**EXERCISE DATA**
◇ ◇ ◇ ◇ ◇

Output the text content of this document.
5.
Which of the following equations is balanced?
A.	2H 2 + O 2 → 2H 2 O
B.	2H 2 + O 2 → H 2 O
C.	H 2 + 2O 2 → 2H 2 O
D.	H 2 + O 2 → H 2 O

◇ ◇ ◇ ◇ ◇

Restate every line of the data word for word.

**OUTPUT FOR THIS TASK**
Output the text content of this document.
5.
Which of the following equations is balanced?
A.	2H 2 + O 2 → 2H 2 O
B.	2H 2 + O 2 → H 2 O
C.	H 2 + 2O 2 → 2H 2 O
D.	H 2 + O 2 → H 2 O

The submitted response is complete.